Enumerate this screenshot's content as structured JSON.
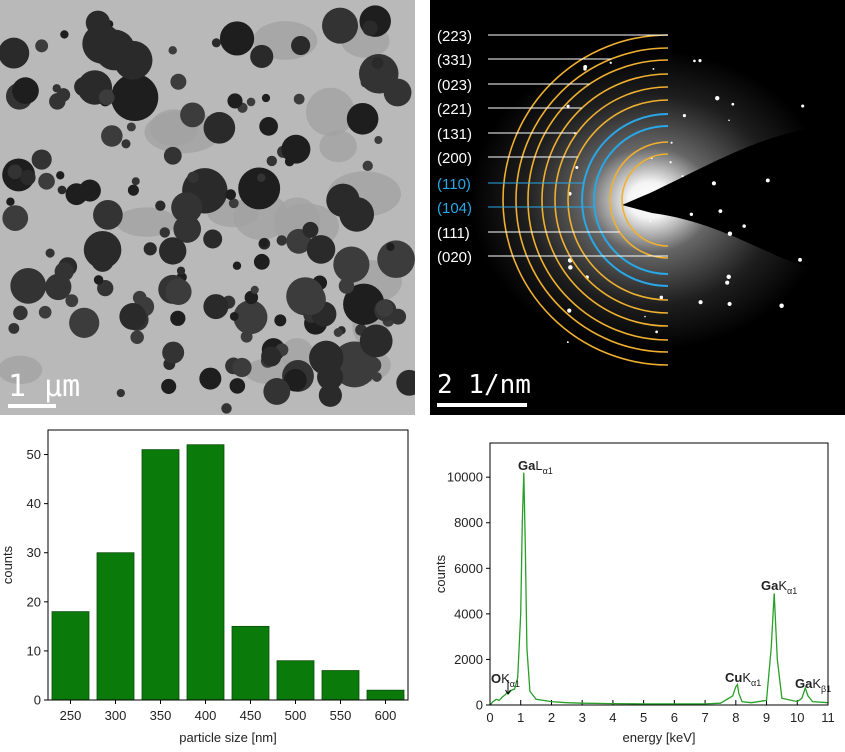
{
  "panels": {
    "tem": {
      "scale_label": "1 µm"
    },
    "diffraction": {
      "scale_label": "2 1/nm",
      "rings": [
        {
          "label": "(223)",
          "color": "#f0b030"
        },
        {
          "label": "(331)",
          "color": "#f0b030"
        },
        {
          "label": "(023)",
          "color": "#f0b030"
        },
        {
          "label": "(221)",
          "color": "#f0b030"
        },
        {
          "label": "(131)",
          "color": "#f0b030"
        },
        {
          "label": "(200)",
          "color": "#f0b030"
        },
        {
          "label": "(110)",
          "color": "#2aa7e6"
        },
        {
          "label": "(104)",
          "color": "#2aa7e6"
        },
        {
          "label": "(111)",
          "color": "#f0b030"
        },
        {
          "label": "(020)",
          "color": "#f0b030"
        }
      ]
    }
  },
  "chart_data": [
    {
      "type": "bar",
      "x_label": "particle size [nm]",
      "y_label": "counts",
      "categories": [
        "250",
        "300",
        "350",
        "400",
        "450",
        "500",
        "550",
        "600"
      ],
      "values": [
        18,
        30,
        51,
        52,
        15,
        8,
        6,
        2
      ],
      "color": "#0a7a0a",
      "ylim": [
        0,
        55
      ],
      "yticks": [
        0,
        10,
        20,
        30,
        40,
        50
      ]
    },
    {
      "type": "line",
      "x_label": "energy [keV]",
      "y_label": "counts",
      "color": "#27a027",
      "x": [
        0,
        0.1,
        0.2,
        0.3,
        0.4,
        0.5,
        0.55,
        0.6,
        0.7,
        0.8,
        0.9,
        1.0,
        1.05,
        1.1,
        1.15,
        1.2,
        1.3,
        1.5,
        2,
        2.5,
        3,
        4,
        5,
        6,
        7,
        7.5,
        7.9,
        8.0,
        8.05,
        8.1,
        8.2,
        8.5,
        9.0,
        9.15,
        9.25,
        9.35,
        9.5,
        10.0,
        10.15,
        10.26,
        10.35,
        10.5,
        11
      ],
      "values": [
        0,
        150,
        250,
        200,
        350,
        450,
        550,
        500,
        650,
        700,
        1200,
        4000,
        8000,
        10200,
        7000,
        2500,
        600,
        250,
        150,
        100,
        80,
        60,
        50,
        50,
        50,
        80,
        400,
        800,
        900,
        500,
        150,
        100,
        200,
        2500,
        4900,
        2000,
        300,
        150,
        300,
        750,
        400,
        150,
        100
      ],
      "xlim": [
        0,
        11
      ],
      "xticks": [
        0,
        1,
        2,
        3,
        4,
        5,
        6,
        7,
        8,
        9,
        10,
        11
      ],
      "ylim": [
        0,
        11500
      ],
      "yticks": [
        0,
        2000,
        4000,
        6000,
        8000,
        10000
      ],
      "annotations": [
        {
          "element": "O",
          "line": "K",
          "sub": "α1"
        },
        {
          "element": "Ga",
          "line": "L",
          "sub": "α1"
        },
        {
          "element": "Cu",
          "line": "K",
          "sub": "α1"
        },
        {
          "element": "Ga",
          "line": "K",
          "sub": "α1"
        },
        {
          "element": "Ga",
          "line": "K",
          "sub": "β1"
        }
      ]
    }
  ]
}
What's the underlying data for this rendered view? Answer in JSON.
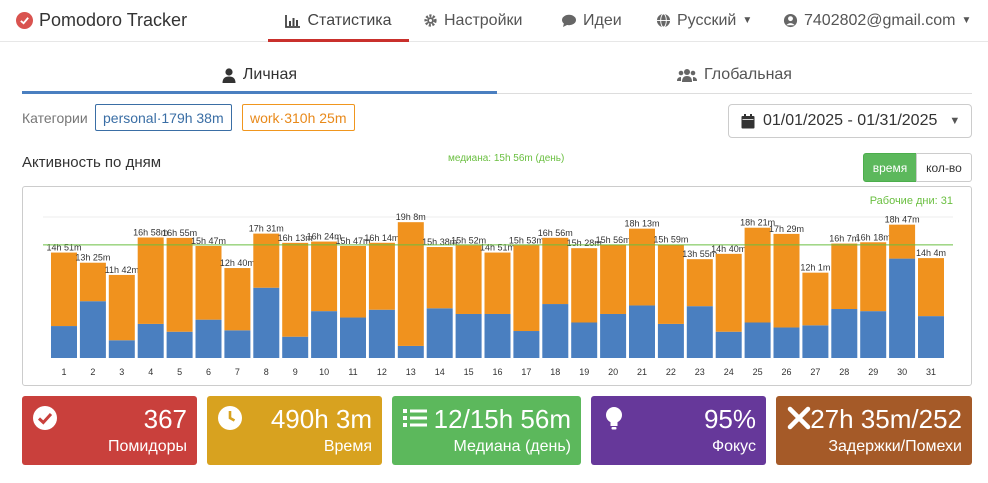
{
  "app": {
    "title": "Pomodoro Tracker"
  },
  "nav": {
    "statistics": "Статистика",
    "settings": "Настройки",
    "ideas": "Идеи",
    "language": "Русский",
    "account": "7402802@gmail.com"
  },
  "tabs": {
    "personal": "Личная",
    "global": "Глобальная"
  },
  "categories": {
    "label": "Категории",
    "personal": "personal·179h 38m",
    "work": "work·310h 25m"
  },
  "date_range": "01/01/2025 - 01/31/2025",
  "chart_header": {
    "title": "Активность по дням",
    "median": "медиана: 15h 56m (день)",
    "toggle_time": "время",
    "toggle_count": "кол-во"
  },
  "colors": {
    "personal": "#4a7fc0",
    "work": "#f0921e",
    "median_line": "#6abf40"
  },
  "chart_data": {
    "type": "bar",
    "stacked": true,
    "title": "Активность по дням",
    "annotation": "Рабочие дни: 31",
    "median_hours": 15.93,
    "ylim": [
      0,
      20
    ],
    "categories": [
      "1",
      "2",
      "3",
      "4",
      "5",
      "6",
      "7",
      "8",
      "9",
      "10",
      "11",
      "12",
      "13",
      "14",
      "15",
      "16",
      "17",
      "18",
      "19",
      "20",
      "21",
      "22",
      "23",
      "24",
      "25",
      "26",
      "27",
      "28",
      "29",
      "30",
      "31"
    ],
    "labels": [
      "14h 51m",
      "13h 25m",
      "11h 42m",
      "16h 58m",
      "16h 55m",
      "15h 47m",
      "12h 40m",
      "17h 31m",
      "16h 13m",
      "16h 24m",
      "15h 47m",
      "16h 14m",
      "19h 8m",
      "15h 38m",
      "15h 52m",
      "14h 51m",
      "15h 53m",
      "16h 56m",
      "15h 28m",
      "15h 56m",
      "18h 13m",
      "15h 59m",
      "13h 55m",
      "14h 40m",
      "18h 21m",
      "17h 29m",
      "12h 1m",
      "16h 7m",
      "16h 18m",
      "18h 47m",
      "14h 4m"
    ],
    "series": [
      {
        "name": "personal",
        "values": [
          4.5,
          8.0,
          2.5,
          4.8,
          3.7,
          5.4,
          3.9,
          9.9,
          3.0,
          6.6,
          5.7,
          6.8,
          1.7,
          7.0,
          6.2,
          6.2,
          3.8,
          7.6,
          5.0,
          6.2,
          7.4,
          4.8,
          7.3,
          3.7,
          5.0,
          4.3,
          4.6,
          6.9,
          6.6,
          14.0,
          5.9
        ]
      },
      {
        "name": "work",
        "values": [
          10.35,
          5.42,
          9.2,
          12.17,
          13.22,
          10.38,
          8.77,
          7.62,
          13.22,
          9.8,
          10.08,
          9.43,
          17.43,
          8.63,
          9.67,
          8.65,
          12.08,
          9.33,
          10.47,
          9.73,
          10.82,
          11.18,
          6.62,
          10.97,
          13.35,
          13.18,
          7.42,
          9.22,
          9.7,
          4.78,
          8.17
        ]
      }
    ]
  },
  "tiles": [
    {
      "value": "367",
      "label": "Помидоры",
      "color": "#c9403c",
      "icon": "check-circle-icon"
    },
    {
      "value": "490h 3m",
      "label": "Время",
      "color": "#d8a21f",
      "icon": "clock-icon"
    },
    {
      "value": "12/15h 56m",
      "label": "Медиана (день)",
      "color": "#5cb85c",
      "icon": "list-icon"
    },
    {
      "value": "95%",
      "label": "Фокус",
      "color": "#66389a",
      "icon": "lightbulb-icon"
    },
    {
      "value": "27h 35m/252",
      "label": "Задержки/Помехи",
      "color": "#a55a28",
      "icon": "x-icon"
    }
  ]
}
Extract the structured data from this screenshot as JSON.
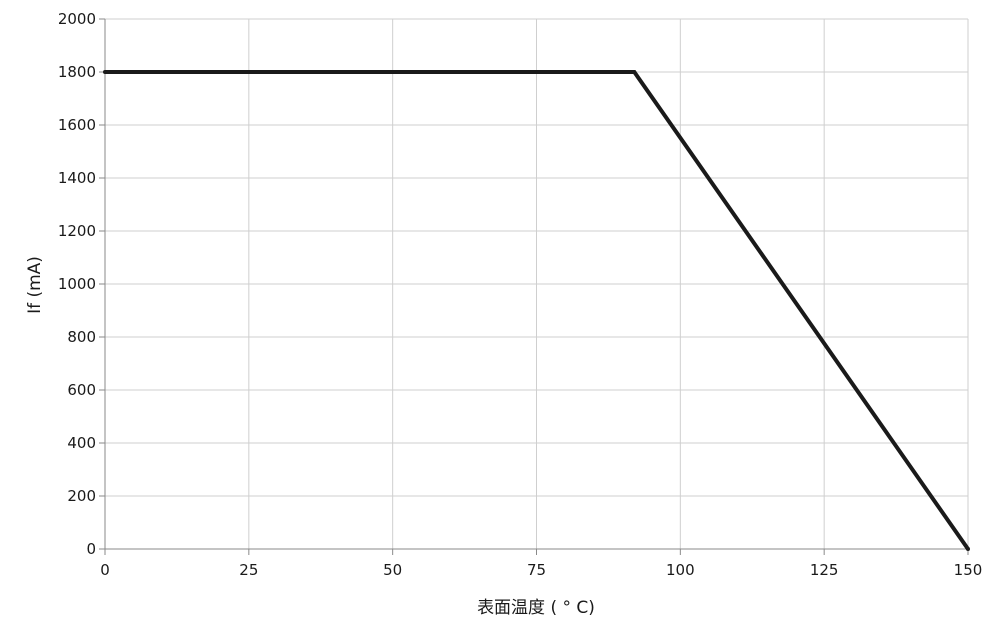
{
  "chart_data": {
    "type": "line",
    "title": "",
    "xlabel": "表面温度 ( ° C)",
    "ylabel": "If (mA)",
    "xlim": [
      0,
      150
    ],
    "ylim": [
      0,
      2000
    ],
    "xticks": [
      0,
      25,
      50,
      75,
      100,
      125,
      150
    ],
    "yticks": [
      0,
      200,
      400,
      600,
      800,
      1000,
      1200,
      1400,
      1600,
      1800,
      2000
    ],
    "grid": true,
    "legend": "none",
    "series": [
      {
        "color": "#1a1a1a",
        "x": [
          0,
          92,
          150
        ],
        "y": [
          1800,
          1800,
          0
        ]
      }
    ]
  }
}
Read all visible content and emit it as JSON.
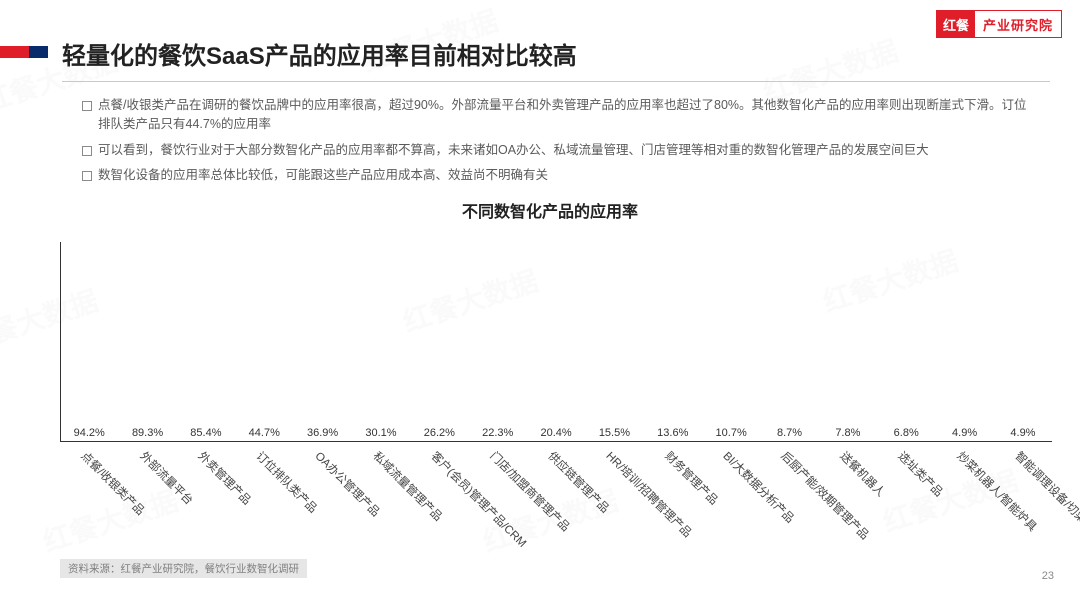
{
  "watermark_text": "红餐大数据",
  "logo": {
    "left": "红餐",
    "right": "产业研究院"
  },
  "title": "轻量化的餐饮SaaS产品的应用率目前相对比较高",
  "bullets": [
    "点餐/收银类产品在调研的餐饮品牌中的应用率很高，超过90%。外部流量平台和外卖管理产品的应用率也超过了80%。其他数智化产品的应用率则出现断崖式下滑。订位排队类产品只有44.7%的应用率",
    "可以看到，餐饮行业对于大部分数智化产品的应用率都不算高，未来诸如OA办公、私域流量管理、门店管理等相对重的数智化管理产品的发展空间巨大",
    "数智化设备的应用率总体比较低，可能跟这些产品应用成本高、效益尚不明确有关"
  ],
  "chart": {
    "type": "bar",
    "title": "不同数智化产品的应用率",
    "y_max": 100,
    "value_suffix": "%",
    "bar_color": "#e01e2a",
    "axis_color": "#333333",
    "label_fontsize": 11.5,
    "value_fontsize": 11,
    "title_fontsize": 16,
    "background_color": "#ffffff",
    "categories": [
      "点餐/收银类产品",
      "外部流量平台",
      "外卖管理产品",
      "订位排队类产品",
      "OA办公管理产品",
      "私域流量管理产品",
      "客户(会员)管理产品/CRM",
      "门店/加盟商管理产品",
      "供应链管理产品",
      "HR/培训/招聘管理产品",
      "财务管理产品",
      "BI/大数据分析产品",
      "后厨产能/效期管理产品",
      "送餐机器人",
      "选址类产品",
      "炒菜机器人/智能炉具",
      "智能调理设备/切菜机器人"
    ],
    "values": [
      94.2,
      89.3,
      85.4,
      44.7,
      36.9,
      30.1,
      26.2,
      22.3,
      20.4,
      15.5,
      13.6,
      10.7,
      8.7,
      7.8,
      6.8,
      4.9,
      4.9
    ]
  },
  "source": "资料来源：红餐产业研究院，餐饮行业数智化调研",
  "page_number": "23"
}
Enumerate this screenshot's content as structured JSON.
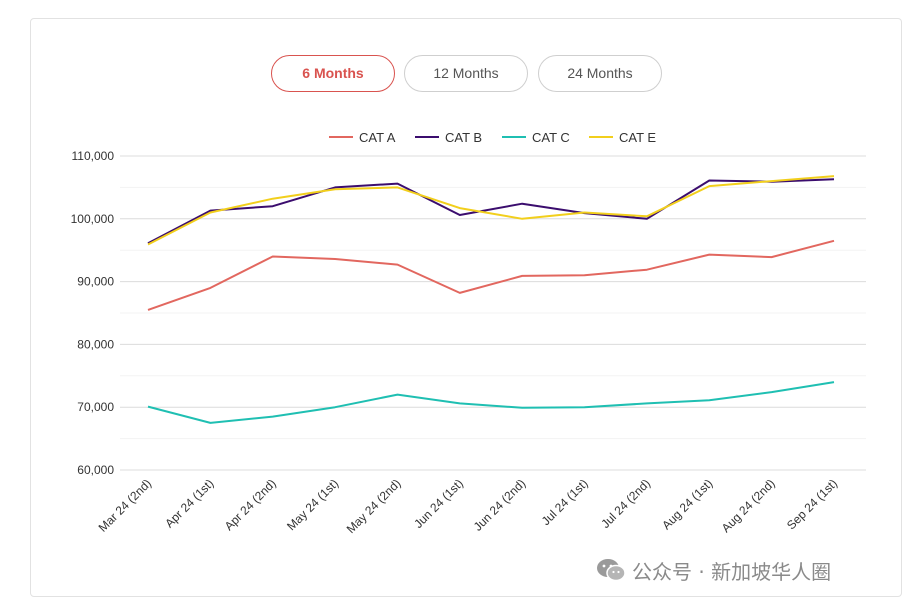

◇ ◇ ◇ ◇ ◇ ◇ ◇

**Work to be completed:** Only the number is wanted: how many lines contain the string "categories"?

**Exercise answer:** 4